══ RECORDS SUPPLIED

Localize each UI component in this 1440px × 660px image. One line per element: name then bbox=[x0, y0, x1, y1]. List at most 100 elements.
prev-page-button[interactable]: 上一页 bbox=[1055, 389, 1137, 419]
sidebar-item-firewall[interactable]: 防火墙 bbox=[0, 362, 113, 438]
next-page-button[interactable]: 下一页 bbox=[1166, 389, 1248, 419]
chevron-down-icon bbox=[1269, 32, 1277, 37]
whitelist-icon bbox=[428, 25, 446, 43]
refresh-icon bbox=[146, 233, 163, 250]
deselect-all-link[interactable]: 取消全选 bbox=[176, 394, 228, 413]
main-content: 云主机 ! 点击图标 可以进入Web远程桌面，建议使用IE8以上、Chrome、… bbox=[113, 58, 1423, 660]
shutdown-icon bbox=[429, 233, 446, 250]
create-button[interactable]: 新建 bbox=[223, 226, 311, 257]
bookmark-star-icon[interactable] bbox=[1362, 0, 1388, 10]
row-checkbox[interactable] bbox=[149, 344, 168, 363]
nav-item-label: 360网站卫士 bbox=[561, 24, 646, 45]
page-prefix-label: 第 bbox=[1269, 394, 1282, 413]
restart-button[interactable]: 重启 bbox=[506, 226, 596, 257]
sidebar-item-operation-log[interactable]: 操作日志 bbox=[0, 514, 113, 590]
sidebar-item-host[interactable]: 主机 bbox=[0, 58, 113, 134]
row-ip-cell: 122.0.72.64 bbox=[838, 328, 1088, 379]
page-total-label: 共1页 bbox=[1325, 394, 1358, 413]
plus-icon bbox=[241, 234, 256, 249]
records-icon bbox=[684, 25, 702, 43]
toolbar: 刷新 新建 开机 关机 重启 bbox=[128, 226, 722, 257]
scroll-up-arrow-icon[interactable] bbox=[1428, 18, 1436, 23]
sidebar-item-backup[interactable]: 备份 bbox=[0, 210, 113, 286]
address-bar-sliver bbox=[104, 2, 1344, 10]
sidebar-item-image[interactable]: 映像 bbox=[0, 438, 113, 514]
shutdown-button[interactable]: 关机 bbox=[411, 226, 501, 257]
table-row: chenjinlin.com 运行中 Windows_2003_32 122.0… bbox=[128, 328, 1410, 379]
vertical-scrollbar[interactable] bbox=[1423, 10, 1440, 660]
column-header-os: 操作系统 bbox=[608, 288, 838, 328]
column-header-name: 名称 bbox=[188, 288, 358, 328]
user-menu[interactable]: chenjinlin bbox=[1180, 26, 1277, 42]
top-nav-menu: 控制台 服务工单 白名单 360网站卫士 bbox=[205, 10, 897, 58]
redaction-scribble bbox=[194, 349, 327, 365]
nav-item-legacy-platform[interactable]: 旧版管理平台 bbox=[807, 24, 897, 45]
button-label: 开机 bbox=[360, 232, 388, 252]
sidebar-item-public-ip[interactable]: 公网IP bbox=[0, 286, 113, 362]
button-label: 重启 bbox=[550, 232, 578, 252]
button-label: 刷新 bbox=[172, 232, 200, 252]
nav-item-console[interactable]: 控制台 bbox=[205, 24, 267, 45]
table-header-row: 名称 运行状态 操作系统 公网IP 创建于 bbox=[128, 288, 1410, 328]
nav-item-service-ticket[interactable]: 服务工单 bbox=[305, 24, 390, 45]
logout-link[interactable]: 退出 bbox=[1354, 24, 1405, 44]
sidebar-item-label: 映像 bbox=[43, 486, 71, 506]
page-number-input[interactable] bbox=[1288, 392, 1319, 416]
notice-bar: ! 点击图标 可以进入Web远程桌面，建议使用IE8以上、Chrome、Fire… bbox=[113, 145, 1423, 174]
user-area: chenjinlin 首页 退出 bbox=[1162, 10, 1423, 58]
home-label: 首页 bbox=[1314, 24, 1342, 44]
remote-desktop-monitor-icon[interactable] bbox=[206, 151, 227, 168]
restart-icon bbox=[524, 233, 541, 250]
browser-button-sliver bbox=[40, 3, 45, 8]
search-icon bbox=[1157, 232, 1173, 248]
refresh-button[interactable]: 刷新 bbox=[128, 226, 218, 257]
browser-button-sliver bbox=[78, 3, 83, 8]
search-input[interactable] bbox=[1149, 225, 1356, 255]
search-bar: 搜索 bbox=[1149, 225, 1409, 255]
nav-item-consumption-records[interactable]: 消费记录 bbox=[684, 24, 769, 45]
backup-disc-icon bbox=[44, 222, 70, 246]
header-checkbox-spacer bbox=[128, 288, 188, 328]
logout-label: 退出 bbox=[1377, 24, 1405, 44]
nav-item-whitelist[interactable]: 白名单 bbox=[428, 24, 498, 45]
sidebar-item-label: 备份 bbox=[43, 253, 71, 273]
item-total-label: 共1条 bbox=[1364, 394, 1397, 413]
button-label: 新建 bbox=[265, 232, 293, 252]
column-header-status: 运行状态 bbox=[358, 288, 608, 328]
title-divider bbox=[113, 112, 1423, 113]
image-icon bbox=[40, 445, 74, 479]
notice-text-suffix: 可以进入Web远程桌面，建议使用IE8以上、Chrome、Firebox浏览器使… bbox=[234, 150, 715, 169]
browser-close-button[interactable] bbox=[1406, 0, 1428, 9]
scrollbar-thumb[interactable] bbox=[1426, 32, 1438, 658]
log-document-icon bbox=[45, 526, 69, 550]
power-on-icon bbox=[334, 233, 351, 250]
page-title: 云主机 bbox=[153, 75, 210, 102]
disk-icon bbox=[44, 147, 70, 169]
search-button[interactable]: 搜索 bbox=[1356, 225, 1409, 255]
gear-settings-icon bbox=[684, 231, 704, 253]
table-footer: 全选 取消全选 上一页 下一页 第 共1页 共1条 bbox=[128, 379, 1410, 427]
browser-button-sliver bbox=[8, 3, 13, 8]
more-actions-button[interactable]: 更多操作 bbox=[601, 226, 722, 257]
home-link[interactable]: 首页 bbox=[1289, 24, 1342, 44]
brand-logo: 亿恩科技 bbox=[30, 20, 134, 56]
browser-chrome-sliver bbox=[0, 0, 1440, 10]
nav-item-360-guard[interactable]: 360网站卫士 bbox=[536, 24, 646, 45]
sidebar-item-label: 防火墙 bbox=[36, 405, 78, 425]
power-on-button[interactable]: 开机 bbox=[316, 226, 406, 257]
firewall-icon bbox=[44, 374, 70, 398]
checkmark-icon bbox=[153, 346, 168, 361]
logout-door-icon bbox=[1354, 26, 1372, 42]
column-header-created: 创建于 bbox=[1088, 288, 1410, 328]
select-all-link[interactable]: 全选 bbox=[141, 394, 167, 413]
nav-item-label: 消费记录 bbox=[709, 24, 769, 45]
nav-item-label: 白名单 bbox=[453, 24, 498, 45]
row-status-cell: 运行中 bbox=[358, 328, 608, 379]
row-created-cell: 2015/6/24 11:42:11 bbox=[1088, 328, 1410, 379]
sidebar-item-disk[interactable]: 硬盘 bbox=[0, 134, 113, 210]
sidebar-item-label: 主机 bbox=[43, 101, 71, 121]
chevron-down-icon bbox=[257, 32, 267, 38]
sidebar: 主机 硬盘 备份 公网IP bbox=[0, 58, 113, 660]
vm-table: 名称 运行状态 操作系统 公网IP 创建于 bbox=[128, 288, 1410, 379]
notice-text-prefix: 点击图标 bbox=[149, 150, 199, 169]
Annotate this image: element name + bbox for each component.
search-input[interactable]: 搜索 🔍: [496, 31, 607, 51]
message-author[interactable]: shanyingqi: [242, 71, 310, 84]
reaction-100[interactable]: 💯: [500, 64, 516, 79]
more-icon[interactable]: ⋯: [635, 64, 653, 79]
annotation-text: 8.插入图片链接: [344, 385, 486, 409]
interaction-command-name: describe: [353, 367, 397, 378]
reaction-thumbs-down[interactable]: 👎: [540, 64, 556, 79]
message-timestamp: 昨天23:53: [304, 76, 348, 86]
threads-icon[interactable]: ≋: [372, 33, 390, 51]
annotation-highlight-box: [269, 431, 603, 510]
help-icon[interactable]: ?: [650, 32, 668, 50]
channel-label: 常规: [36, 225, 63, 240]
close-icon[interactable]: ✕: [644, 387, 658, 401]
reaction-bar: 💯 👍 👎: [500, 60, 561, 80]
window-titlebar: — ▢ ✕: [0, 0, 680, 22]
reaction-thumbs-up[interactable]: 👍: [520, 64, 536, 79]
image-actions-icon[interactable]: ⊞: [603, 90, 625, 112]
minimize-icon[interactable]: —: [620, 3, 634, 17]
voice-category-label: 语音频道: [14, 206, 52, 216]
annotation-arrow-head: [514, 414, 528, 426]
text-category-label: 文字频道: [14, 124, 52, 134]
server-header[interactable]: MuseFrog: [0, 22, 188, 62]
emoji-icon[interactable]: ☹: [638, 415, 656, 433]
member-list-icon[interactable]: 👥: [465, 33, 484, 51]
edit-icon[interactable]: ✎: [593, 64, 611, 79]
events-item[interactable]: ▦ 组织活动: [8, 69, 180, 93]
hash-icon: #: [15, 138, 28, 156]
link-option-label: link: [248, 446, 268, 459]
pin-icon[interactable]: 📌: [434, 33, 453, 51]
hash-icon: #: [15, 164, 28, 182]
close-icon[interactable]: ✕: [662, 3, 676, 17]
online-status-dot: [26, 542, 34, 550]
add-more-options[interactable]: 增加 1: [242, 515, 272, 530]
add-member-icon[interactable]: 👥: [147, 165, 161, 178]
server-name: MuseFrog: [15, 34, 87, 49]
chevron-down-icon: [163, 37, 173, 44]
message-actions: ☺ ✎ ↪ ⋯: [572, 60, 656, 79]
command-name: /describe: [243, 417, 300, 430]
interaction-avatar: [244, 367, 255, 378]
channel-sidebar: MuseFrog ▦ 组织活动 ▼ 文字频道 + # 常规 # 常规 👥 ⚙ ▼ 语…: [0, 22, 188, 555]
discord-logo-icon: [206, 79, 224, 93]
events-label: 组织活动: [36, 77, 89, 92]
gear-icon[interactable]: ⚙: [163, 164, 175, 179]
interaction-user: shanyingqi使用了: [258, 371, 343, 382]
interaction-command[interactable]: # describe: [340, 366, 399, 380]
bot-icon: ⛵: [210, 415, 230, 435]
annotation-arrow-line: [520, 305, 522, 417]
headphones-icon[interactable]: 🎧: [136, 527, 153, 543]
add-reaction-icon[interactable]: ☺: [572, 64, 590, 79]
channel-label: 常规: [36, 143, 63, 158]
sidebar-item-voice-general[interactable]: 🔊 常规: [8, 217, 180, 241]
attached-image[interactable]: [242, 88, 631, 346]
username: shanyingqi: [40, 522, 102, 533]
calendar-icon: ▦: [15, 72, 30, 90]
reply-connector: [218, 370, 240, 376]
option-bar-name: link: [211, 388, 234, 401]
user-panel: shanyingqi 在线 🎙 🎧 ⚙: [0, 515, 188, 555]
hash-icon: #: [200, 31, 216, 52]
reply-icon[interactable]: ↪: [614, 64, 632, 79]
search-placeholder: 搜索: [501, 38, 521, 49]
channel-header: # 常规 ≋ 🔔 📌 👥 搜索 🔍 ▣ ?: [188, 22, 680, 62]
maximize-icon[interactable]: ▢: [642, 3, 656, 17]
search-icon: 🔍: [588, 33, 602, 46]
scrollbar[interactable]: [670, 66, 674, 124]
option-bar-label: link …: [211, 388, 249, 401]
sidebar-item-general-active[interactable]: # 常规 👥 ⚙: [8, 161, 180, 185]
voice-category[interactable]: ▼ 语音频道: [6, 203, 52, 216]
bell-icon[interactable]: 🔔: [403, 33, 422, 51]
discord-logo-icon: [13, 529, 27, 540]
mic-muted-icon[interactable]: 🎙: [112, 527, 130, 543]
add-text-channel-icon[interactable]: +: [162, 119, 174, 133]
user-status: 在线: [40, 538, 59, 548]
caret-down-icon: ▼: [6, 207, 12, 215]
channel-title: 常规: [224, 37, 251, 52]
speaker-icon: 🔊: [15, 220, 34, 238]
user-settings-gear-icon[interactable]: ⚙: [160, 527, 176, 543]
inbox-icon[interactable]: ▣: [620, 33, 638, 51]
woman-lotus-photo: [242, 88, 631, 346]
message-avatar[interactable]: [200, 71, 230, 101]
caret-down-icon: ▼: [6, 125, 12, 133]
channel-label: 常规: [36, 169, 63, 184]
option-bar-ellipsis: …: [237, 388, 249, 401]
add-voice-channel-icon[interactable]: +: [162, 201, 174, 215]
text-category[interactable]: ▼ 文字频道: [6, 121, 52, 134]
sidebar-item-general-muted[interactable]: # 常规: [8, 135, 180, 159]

════

REQUIREMENTS
Recast everything from the start of the records down to the line containing "page-total-label: 共1页 bbox=[1325, 394, 1358, 413]" as a Markdown table with the columns No. and Entry. Give each line its own numbered row and leave out blank lines.

SOLUTION TO THIS TASK
| No. | Entry |
|---|---|
| 1 | Localize each UI component in this 1440px × 660px image. One line per element: name then bbox=[x0, y0, x1, y1]. List at most 100 elements. |
| 2 | prev-page-button[interactable]: 上一页 bbox=[1055, 389, 1137, 419] |
| 3 | sidebar-item-firewall[interactable]: 防火墙 bbox=[0, 362, 113, 438] |
| 4 | next-page-button[interactable]: 下一页 bbox=[1166, 389, 1248, 419] |
| 5 | chevron-down-icon bbox=[1269, 32, 1277, 37] |
| 6 | whitelist-icon bbox=[428, 25, 446, 43] |
| 7 | refresh-icon bbox=[146, 233, 163, 250] |
| 8 | deselect-all-link[interactable]: 取消全选 bbox=[176, 394, 228, 413] |
| 9 | main-content: 云主机 ! 点击图标 可以进入Web远程桌面，建议使用IE8以上、Chrome、… bbox=[113, 58, 1423, 660] |
| 10 | shutdown-icon bbox=[429, 233, 446, 250] |
| 11 | create-button[interactable]: 新建 bbox=[223, 226, 311, 257] |
| 12 | bookmark-star-icon[interactable] bbox=[1362, 0, 1388, 10] |
| 13 | row-checkbox[interactable] bbox=[149, 344, 168, 363] |
| 14 | nav-item-label: 360网站卫士 bbox=[561, 24, 646, 45] |
| 15 | page-prefix-label: 第 bbox=[1269, 394, 1282, 413] |
| 16 | restart-button[interactable]: 重启 bbox=[506, 226, 596, 257] |
| 17 | sidebar-item-operation-log[interactable]: 操作日志 bbox=[0, 514, 113, 590] |
| 18 | sidebar-item-host[interactable]: 主机 bbox=[0, 58, 113, 134] |
| 19 | row-ip-cell: 122.0.72.64 bbox=[838, 328, 1088, 379] |
| 20 | page-total-label: 共1页 bbox=[1325, 394, 1358, 413] |